Please give the entries again in full and exactly, without any picture.

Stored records
^^^^^^^^^^^^^^^^

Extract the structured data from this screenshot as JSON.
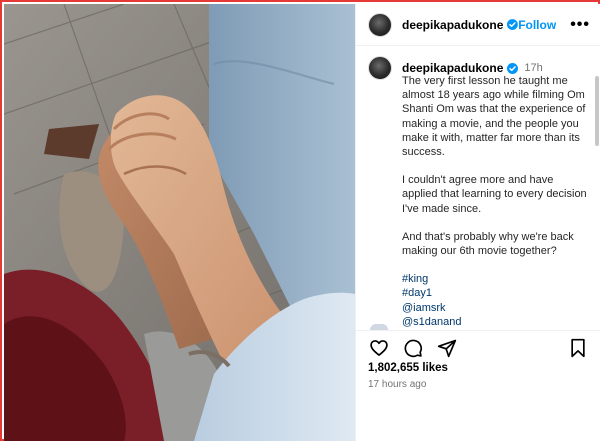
{
  "post": {
    "username": "deepikapadukone",
    "follow_label": "Follow",
    "more_label": "•••",
    "caption_time": "17h",
    "caption_paragraphs": [
      "The very first lesson he taught me almost 18 years ago while filming Om Shanti Om was that the experience of making a movie, and the people you make it with, matter far more than its success.",
      "I couldn't agree more and have applied that learning to every decision I've made since.",
      "And that's probably why we're back making our 6th movie together?"
    ],
    "tags": [
      "#king",
      "#day1",
      "@iamsrk",
      "@s1danand"
    ],
    "likes": "1,802,655 likes",
    "posted_ago": "17 hours ago"
  },
  "icons": {
    "verified": "verified-badge-icon",
    "like": "heart-icon",
    "comment": "comment-icon",
    "share": "share-icon",
    "save": "bookmark-icon"
  },
  "colors": {
    "accent": "#0095f6",
    "verified": "#0095f6",
    "link": "#00376b",
    "frame_border": "#e53935"
  }
}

^^^^^^^^^^^^^^^^

• THE OUTPUT:
Extract the structured data from this screenshot as JSON.
{
  "post": {
    "username": "deepikapadukone",
    "follow_label": "Follow",
    "more_label": "•••",
    "caption_time": "17h",
    "caption_paragraphs": [
      "The very first lesson he taught me almost 18 years ago while filming Om Shanti Om was that the experience of making a movie, and the people you make it with, matter far more than its success.",
      "I couldn't agree more and have applied that learning to every decision I've made since.",
      "And that's probably why we're back making our 6th movie together?"
    ],
    "tags": [
      "#king",
      "#day1",
      "@iamsrk",
      "@s1danand"
    ],
    "likes": "1,802,655 likes",
    "posted_ago": "17 hours ago"
  },
  "icons": {
    "verified": "verified-badge-icon",
    "like": "heart-icon",
    "comment": "comment-icon",
    "share": "share-icon",
    "save": "bookmark-icon"
  },
  "colors": {
    "accent": "#0095f6",
    "verified": "#0095f6",
    "link": "#00376b",
    "frame_border": "#e53935"
  }
}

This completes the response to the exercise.